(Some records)
____
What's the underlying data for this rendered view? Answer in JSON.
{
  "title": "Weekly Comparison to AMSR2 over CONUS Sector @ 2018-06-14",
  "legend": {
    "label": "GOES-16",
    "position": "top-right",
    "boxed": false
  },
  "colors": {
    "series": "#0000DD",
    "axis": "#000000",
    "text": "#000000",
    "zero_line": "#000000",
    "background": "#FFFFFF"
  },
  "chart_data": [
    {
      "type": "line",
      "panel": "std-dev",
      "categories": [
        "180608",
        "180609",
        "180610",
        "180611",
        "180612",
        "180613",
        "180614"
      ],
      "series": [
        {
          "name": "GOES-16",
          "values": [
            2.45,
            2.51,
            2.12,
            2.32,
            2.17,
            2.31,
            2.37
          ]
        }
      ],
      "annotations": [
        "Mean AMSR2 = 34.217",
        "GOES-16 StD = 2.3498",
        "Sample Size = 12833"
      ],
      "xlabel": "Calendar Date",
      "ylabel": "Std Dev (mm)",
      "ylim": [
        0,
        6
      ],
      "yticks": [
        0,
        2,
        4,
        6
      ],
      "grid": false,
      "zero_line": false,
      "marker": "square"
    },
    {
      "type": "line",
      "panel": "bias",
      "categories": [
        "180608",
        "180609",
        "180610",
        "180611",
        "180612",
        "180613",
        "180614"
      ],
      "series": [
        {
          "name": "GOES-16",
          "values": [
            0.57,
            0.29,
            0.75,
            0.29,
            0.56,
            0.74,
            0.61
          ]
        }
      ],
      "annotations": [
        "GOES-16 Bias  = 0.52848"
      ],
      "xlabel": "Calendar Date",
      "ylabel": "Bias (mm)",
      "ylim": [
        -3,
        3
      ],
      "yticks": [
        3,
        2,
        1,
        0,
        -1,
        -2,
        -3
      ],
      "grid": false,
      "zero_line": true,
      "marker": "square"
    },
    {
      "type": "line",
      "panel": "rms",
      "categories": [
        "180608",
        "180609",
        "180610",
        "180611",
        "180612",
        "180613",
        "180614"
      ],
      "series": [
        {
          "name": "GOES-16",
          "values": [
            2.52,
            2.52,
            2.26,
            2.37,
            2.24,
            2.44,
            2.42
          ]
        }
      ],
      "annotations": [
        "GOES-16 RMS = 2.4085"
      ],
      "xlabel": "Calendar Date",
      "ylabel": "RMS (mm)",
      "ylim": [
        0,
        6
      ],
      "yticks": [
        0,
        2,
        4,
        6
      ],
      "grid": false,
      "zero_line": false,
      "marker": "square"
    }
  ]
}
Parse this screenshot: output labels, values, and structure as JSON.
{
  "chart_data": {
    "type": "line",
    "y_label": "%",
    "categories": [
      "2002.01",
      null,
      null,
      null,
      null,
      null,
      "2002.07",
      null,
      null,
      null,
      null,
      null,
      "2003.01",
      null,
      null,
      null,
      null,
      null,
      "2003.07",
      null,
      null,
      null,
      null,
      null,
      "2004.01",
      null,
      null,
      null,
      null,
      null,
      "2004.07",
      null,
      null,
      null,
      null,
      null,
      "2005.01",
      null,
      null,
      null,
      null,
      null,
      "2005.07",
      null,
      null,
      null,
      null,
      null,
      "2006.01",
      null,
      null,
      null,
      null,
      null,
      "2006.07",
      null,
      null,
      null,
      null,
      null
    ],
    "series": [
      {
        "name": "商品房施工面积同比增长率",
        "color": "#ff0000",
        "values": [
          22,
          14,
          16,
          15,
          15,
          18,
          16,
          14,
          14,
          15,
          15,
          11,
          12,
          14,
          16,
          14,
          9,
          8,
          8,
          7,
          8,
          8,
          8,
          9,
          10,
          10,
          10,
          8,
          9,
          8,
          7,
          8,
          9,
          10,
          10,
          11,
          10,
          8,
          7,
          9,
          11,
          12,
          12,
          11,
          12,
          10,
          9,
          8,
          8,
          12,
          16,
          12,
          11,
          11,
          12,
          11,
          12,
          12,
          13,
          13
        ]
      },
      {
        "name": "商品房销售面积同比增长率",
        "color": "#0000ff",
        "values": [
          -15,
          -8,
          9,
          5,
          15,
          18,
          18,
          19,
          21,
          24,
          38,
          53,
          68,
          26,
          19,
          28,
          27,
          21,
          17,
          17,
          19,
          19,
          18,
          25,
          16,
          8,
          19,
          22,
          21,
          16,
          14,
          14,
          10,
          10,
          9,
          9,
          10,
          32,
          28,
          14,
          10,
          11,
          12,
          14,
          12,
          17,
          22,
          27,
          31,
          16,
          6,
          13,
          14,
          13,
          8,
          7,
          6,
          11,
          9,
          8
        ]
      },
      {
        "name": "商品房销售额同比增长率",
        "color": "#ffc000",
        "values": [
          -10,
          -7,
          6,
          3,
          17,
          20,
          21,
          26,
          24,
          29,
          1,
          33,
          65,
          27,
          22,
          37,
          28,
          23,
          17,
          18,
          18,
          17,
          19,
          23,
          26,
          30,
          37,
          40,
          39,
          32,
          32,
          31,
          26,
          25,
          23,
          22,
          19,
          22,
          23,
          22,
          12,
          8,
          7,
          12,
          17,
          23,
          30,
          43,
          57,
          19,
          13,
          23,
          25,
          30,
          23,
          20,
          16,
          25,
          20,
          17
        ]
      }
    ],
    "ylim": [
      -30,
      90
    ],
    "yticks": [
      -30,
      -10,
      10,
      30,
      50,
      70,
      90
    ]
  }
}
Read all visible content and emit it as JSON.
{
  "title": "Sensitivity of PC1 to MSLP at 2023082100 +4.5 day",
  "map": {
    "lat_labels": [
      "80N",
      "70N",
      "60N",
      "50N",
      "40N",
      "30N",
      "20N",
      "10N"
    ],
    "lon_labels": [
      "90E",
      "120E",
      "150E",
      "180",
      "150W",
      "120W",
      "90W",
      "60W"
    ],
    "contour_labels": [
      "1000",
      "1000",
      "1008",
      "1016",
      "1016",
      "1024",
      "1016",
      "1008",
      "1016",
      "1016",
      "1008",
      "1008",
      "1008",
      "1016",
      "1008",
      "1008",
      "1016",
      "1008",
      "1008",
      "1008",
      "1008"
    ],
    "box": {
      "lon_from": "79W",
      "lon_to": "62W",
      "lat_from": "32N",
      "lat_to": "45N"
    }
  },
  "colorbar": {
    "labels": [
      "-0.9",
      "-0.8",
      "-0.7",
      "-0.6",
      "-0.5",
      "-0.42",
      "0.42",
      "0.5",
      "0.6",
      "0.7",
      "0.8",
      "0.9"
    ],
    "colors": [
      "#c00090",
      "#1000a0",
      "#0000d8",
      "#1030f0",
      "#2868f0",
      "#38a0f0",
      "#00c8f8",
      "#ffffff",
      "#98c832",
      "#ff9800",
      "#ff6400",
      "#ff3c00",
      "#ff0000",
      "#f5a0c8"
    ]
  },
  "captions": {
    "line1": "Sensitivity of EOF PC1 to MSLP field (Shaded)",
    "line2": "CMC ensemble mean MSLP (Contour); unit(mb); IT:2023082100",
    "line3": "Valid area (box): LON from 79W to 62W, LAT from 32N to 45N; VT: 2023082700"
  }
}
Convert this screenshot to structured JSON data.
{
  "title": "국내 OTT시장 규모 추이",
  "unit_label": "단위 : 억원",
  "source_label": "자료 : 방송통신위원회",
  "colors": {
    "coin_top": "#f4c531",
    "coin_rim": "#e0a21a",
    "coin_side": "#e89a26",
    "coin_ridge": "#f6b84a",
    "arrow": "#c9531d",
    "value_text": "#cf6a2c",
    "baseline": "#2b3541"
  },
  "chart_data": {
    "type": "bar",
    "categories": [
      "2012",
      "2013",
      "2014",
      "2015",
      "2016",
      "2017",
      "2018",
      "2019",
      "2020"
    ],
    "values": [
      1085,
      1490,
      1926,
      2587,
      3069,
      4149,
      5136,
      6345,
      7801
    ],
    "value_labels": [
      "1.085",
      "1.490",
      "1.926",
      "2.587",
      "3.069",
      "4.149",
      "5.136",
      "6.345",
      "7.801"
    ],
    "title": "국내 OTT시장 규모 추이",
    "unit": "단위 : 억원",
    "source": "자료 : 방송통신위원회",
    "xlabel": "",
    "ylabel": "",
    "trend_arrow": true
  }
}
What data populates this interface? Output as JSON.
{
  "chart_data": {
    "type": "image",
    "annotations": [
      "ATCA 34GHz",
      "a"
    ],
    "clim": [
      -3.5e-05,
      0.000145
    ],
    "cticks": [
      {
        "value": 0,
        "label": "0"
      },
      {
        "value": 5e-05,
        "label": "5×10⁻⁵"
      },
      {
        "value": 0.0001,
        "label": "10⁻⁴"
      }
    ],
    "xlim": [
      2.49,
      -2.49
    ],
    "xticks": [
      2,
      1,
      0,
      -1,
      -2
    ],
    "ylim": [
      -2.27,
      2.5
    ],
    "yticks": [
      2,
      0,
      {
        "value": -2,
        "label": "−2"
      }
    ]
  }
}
____
[What you are asked to do] Find every line in the entries that includes the word "JSON", then state how many there are and nothing else.

[Task output] 5